■ Exercise description
Go through the data below and gather each line containing "beige".

------------------------

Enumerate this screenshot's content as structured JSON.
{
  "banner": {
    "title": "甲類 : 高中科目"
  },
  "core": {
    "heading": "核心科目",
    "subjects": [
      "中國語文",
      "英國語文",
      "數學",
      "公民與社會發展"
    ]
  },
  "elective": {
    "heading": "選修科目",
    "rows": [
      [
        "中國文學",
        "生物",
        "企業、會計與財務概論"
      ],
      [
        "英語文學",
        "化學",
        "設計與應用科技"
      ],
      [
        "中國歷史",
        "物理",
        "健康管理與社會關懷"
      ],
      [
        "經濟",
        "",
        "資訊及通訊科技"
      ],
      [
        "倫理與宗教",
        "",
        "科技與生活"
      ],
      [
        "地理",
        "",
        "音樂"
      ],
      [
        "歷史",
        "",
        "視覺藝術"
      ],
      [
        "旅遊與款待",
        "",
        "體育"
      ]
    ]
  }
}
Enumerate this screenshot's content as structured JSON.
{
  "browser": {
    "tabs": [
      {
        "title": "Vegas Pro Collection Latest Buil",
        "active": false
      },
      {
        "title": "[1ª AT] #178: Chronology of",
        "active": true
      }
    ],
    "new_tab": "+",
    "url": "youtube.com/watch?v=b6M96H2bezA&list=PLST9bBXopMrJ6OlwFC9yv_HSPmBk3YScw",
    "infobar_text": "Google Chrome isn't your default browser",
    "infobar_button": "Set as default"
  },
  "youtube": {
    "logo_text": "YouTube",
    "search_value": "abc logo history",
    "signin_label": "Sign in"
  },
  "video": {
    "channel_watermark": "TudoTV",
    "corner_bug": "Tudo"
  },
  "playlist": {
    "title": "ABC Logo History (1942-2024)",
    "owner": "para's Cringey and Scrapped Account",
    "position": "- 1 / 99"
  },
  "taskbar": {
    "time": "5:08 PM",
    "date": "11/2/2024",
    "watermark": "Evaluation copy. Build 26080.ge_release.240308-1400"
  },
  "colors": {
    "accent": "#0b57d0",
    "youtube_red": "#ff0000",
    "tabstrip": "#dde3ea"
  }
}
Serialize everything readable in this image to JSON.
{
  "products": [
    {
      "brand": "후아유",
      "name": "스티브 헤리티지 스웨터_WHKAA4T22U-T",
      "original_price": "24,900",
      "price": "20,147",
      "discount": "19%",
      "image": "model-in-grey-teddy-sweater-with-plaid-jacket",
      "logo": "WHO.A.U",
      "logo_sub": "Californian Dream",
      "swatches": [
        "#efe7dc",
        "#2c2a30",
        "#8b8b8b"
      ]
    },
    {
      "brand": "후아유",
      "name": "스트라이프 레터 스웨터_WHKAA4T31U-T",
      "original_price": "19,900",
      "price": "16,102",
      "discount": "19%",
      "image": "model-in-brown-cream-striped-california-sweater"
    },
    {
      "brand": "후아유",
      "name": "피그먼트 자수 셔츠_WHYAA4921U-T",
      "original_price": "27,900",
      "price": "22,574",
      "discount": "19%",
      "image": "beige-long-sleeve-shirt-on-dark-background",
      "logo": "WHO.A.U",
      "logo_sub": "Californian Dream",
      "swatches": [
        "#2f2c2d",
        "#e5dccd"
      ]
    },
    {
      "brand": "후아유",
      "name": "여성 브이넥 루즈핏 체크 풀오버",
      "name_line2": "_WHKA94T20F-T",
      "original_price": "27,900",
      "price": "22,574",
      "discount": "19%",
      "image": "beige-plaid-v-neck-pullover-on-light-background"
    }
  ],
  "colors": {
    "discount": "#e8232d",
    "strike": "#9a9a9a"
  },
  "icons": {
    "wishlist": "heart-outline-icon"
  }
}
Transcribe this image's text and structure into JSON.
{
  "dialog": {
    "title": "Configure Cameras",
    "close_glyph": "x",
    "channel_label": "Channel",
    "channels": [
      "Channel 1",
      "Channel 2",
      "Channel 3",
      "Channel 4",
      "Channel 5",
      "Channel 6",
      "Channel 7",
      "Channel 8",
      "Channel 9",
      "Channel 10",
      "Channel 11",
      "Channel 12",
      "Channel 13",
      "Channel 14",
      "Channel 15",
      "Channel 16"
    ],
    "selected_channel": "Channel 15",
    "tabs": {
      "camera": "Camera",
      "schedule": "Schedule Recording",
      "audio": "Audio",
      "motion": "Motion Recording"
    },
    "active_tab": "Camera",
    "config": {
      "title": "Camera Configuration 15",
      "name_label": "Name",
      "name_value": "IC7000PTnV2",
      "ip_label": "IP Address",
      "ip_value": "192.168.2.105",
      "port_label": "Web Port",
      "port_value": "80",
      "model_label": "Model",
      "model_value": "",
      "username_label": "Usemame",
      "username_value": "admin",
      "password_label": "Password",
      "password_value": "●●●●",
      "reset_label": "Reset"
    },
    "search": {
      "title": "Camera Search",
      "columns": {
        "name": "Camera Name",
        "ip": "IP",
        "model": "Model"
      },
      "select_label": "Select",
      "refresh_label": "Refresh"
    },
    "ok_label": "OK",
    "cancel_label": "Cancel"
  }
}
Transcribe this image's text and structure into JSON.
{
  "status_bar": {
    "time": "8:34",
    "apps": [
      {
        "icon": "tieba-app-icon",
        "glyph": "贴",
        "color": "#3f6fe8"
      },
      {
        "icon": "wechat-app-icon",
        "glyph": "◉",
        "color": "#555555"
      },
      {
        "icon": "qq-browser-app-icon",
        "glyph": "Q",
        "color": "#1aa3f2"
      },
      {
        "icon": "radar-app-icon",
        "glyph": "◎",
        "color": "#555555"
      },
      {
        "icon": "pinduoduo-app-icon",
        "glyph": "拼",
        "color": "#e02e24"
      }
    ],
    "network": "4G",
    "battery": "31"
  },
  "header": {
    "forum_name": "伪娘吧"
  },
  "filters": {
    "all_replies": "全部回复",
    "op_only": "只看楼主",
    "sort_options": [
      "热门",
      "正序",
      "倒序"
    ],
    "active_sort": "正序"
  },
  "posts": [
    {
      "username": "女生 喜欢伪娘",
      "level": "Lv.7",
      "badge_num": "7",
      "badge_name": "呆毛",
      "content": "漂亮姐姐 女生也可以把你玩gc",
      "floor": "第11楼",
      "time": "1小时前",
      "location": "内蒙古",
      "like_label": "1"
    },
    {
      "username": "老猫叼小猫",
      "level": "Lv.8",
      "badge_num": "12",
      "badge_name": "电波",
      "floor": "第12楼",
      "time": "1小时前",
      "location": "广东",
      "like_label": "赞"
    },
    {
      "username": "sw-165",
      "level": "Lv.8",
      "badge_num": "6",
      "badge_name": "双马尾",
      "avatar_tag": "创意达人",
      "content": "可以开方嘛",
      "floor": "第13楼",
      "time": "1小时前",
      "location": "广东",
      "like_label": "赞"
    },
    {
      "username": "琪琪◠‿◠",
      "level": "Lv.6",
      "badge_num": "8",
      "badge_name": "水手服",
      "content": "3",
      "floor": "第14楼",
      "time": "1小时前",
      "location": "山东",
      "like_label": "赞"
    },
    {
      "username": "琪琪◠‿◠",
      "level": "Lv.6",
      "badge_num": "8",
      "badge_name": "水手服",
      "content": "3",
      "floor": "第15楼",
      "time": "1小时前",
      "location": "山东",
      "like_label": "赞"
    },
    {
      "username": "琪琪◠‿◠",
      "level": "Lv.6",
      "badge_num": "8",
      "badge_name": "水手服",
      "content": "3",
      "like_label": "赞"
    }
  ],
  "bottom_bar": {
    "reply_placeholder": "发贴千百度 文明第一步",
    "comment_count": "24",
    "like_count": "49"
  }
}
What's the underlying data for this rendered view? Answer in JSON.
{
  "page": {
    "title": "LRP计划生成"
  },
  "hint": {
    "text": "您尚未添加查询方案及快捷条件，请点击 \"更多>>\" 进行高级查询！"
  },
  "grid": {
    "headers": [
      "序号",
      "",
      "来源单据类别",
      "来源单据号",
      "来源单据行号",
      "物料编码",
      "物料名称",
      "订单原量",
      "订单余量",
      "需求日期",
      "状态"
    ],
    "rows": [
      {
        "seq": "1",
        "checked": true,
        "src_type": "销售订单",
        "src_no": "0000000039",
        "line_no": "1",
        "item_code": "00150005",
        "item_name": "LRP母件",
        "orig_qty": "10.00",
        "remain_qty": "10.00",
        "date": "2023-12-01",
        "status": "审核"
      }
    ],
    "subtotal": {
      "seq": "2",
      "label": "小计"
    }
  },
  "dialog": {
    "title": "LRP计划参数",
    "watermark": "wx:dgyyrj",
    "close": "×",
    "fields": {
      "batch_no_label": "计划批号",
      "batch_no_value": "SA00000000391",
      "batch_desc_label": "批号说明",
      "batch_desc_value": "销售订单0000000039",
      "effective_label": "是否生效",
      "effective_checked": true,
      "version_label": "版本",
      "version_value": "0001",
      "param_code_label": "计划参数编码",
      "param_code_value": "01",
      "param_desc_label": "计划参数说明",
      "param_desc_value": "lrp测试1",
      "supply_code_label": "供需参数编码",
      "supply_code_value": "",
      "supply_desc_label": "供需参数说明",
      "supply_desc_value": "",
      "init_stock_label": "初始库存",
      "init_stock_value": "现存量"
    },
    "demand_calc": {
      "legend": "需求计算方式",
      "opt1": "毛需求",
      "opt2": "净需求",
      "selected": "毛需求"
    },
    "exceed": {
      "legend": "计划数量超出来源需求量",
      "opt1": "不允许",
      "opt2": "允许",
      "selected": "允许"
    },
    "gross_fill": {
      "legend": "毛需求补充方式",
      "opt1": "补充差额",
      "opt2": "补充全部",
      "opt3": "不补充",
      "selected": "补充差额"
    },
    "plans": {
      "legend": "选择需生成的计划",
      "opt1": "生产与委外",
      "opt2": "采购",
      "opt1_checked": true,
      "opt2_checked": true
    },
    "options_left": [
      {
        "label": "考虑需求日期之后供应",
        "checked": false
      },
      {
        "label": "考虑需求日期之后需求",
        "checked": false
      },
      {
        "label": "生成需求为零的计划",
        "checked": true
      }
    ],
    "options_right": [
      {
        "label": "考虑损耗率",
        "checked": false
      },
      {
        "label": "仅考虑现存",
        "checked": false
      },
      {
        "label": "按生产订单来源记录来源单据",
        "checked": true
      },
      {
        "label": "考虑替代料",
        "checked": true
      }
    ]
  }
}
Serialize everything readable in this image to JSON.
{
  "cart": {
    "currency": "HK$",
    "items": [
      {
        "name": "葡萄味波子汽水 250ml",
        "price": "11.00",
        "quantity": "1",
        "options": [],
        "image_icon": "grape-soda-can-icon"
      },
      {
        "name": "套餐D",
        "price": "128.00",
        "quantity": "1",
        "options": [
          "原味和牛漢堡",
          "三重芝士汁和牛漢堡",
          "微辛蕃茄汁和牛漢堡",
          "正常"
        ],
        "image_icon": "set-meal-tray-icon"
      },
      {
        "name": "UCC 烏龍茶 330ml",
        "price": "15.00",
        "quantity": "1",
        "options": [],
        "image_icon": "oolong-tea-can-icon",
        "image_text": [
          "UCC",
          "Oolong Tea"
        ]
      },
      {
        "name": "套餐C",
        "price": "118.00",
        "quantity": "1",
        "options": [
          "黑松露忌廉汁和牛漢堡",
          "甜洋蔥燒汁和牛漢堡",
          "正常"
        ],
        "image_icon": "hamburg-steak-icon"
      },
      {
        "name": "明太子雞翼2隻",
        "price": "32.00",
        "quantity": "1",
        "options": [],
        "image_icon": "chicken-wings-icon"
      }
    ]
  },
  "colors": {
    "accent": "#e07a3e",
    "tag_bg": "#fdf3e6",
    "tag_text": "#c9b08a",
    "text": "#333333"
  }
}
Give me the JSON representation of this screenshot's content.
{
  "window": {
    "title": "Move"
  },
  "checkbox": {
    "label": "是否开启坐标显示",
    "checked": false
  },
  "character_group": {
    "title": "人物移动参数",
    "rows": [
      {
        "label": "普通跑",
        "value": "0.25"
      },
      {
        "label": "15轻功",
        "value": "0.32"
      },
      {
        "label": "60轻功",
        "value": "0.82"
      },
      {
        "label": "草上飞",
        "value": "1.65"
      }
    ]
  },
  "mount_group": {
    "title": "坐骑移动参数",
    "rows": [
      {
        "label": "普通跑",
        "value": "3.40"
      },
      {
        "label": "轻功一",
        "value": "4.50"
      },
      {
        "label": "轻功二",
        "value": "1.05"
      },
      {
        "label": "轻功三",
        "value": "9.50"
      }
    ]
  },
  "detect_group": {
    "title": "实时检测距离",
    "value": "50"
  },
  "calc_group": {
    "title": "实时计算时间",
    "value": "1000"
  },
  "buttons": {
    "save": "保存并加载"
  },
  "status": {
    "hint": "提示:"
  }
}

------------------------

■ Response to the exercise
      "image": "beige-long-sleeve-shirt-on-dark-background",
      "image": "beige-plaid-v-neck-pullover-on-light-background"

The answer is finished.